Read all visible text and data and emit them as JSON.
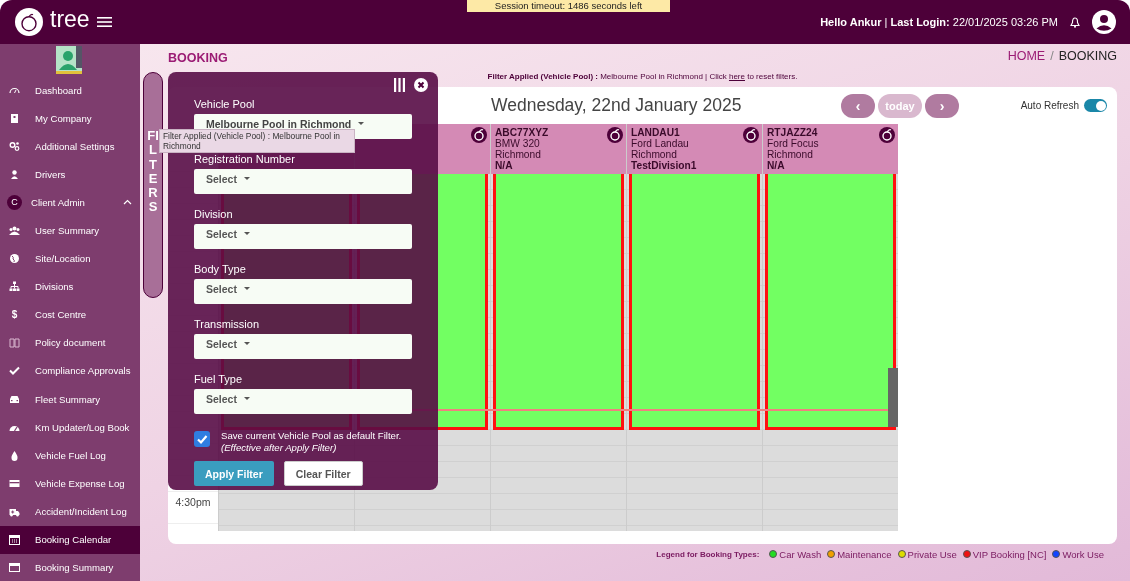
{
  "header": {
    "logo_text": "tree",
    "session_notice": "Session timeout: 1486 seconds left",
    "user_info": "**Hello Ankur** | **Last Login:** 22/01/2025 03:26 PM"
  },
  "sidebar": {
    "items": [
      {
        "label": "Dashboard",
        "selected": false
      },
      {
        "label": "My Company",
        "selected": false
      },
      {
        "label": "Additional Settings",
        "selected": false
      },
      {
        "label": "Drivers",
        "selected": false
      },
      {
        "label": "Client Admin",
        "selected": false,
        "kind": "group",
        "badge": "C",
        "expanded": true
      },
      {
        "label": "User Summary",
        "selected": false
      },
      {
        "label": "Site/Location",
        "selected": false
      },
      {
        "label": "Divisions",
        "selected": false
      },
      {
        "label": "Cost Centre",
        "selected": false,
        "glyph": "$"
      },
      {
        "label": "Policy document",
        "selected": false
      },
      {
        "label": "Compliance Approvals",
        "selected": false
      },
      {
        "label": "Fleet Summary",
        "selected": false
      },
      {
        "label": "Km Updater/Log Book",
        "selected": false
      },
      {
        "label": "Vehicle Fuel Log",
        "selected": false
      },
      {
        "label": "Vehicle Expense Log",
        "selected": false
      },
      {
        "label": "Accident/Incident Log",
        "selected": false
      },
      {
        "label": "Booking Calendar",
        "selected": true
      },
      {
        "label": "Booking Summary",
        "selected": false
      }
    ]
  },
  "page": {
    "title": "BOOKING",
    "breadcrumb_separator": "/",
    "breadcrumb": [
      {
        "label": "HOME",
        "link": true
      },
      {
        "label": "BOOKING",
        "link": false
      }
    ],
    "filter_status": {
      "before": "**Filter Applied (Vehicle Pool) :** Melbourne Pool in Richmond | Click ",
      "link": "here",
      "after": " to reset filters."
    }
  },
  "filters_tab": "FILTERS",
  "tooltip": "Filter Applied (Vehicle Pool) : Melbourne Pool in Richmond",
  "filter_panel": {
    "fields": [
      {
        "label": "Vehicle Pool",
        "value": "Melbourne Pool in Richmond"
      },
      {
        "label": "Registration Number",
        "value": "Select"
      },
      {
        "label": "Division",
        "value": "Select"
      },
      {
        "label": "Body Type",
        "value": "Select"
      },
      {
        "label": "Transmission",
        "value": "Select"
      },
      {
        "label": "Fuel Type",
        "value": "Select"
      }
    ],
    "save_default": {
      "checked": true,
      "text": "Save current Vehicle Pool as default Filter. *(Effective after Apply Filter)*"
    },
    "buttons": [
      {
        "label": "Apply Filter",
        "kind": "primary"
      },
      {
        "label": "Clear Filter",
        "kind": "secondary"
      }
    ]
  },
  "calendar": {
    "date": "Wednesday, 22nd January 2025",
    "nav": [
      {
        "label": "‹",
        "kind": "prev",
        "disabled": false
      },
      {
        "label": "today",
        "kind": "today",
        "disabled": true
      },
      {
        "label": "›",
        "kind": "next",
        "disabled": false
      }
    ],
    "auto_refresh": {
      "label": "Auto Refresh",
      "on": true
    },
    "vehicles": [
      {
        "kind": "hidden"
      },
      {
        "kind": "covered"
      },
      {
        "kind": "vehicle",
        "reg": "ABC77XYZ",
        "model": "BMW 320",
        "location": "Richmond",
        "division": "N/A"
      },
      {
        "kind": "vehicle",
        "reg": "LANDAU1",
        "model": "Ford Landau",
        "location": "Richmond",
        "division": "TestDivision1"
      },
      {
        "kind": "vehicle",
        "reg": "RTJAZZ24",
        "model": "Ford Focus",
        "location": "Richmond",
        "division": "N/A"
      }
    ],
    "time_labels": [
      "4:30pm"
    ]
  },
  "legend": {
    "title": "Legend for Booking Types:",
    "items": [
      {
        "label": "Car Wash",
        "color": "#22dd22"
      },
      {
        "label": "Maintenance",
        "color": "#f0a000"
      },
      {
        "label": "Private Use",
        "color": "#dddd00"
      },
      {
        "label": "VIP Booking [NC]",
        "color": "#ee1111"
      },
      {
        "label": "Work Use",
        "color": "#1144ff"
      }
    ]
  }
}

Instructions for the task: Quote every line word for word and keep the images out of the copy.

Reply:
Read all visible text and data and emit them as JSON.
{
  "header": {
    "logo_text": "tree",
    "session_notice": "Session timeout: 1486 seconds left",
    "user_info": "**Hello Ankur** | **Last Login:** 22/01/2025 03:26 PM"
  },
  "sidebar": {
    "items": [
      {
        "label": "Dashboard",
        "selected": false
      },
      {
        "label": "My Company",
        "selected": false
      },
      {
        "label": "Additional Settings",
        "selected": false
      },
      {
        "label": "Drivers",
        "selected": false
      },
      {
        "label": "Client Admin",
        "selected": false,
        "kind": "group",
        "badge": "C",
        "expanded": true
      },
      {
        "label": "User Summary",
        "selected": false
      },
      {
        "label": "Site/Location",
        "selected": false
      },
      {
        "label": "Divisions",
        "selected": false
      },
      {
        "label": "Cost Centre",
        "selected": false,
        "glyph": "$"
      },
      {
        "label": "Policy document",
        "selected": false
      },
      {
        "label": "Compliance Approvals",
        "selected": false
      },
      {
        "label": "Fleet Summary",
        "selected": false
      },
      {
        "label": "Km Updater/Log Book",
        "selected": false
      },
      {
        "label": "Vehicle Fuel Log",
        "selected": false
      },
      {
        "label": "Vehicle Expense Log",
        "selected": false
      },
      {
        "label": "Accident/Incident Log",
        "selected": false
      },
      {
        "label": "Booking Calendar",
        "selected": true
      },
      {
        "label": "Booking Summary",
        "selected": false
      }
    ]
  },
  "page": {
    "title": "BOOKING",
    "breadcrumb_separator": "/",
    "breadcrumb": [
      {
        "label": "HOME",
        "link": true
      },
      {
        "label": "BOOKING",
        "link": false
      }
    ],
    "filter_status": {
      "before": "**Filter Applied (Vehicle Pool) :** Melbourne Pool in Richmond | Click ",
      "link": "here",
      "after": " to reset filters."
    }
  },
  "filters_tab": "FILTERS",
  "tooltip": "Filter Applied (Vehicle Pool) : Melbourne Pool in Richmond",
  "filter_panel": {
    "fields": [
      {
        "label": "Vehicle Pool",
        "value": "Melbourne Pool in Richmond"
      },
      {
        "label": "Registration Number",
        "value": "Select"
      },
      {
        "label": "Division",
        "value": "Select"
      },
      {
        "label": "Body Type",
        "value": "Select"
      },
      {
        "label": "Transmission",
        "value": "Select"
      },
      {
        "label": "Fuel Type",
        "value": "Select"
      }
    ],
    "save_default": {
      "checked": true,
      "text": "Save current Vehicle Pool as default Filter. *(Effective after Apply Filter)*"
    },
    "buttons": [
      {
        "label": "Apply Filter",
        "kind": "primary"
      },
      {
        "label": "Clear Filter",
        "kind": "secondary"
      }
    ]
  },
  "calendar": {
    "date": "Wednesday, 22nd January 2025",
    "nav": [
      {
        "label": "‹",
        "kind": "prev",
        "disabled": false
      },
      {
        "label": "today",
        "kind": "today",
        "disabled": true
      },
      {
        "label": "›",
        "kind": "next",
        "disabled": false
      }
    ],
    "auto_refresh": {
      "label": "Auto Refresh",
      "on": true
    },
    "vehicles": [
      {
        "kind": "hidden"
      },
      {
        "kind": "covered"
      },
      {
        "kind": "vehicle",
        "reg": "ABC77XYZ",
        "model": "BMW 320",
        "location": "Richmond",
        "division": "N/A"
      },
      {
        "kind": "vehicle",
        "reg": "LANDAU1",
        "model": "Ford Landau",
        "location": "Richmond",
        "division": "TestDivision1"
      },
      {
        "kind": "vehicle",
        "reg": "RTJAZZ24",
        "model": "Ford Focus",
        "location": "Richmond",
        "division": "N/A"
      }
    ],
    "time_labels": [
      "4:30pm"
    ]
  },
  "legend": {
    "title": "Legend for Booking Types:",
    "items": [
      {
        "label": "Car Wash",
        "color": "#22dd22"
      },
      {
        "label": "Maintenance",
        "color": "#f0a000"
      },
      {
        "label": "Private Use",
        "color": "#dddd00"
      },
      {
        "label": "VIP Booking [NC]",
        "color": "#ee1111"
      },
      {
        "label": "Work Use",
        "color": "#1144ff"
      }
    ]
  }
}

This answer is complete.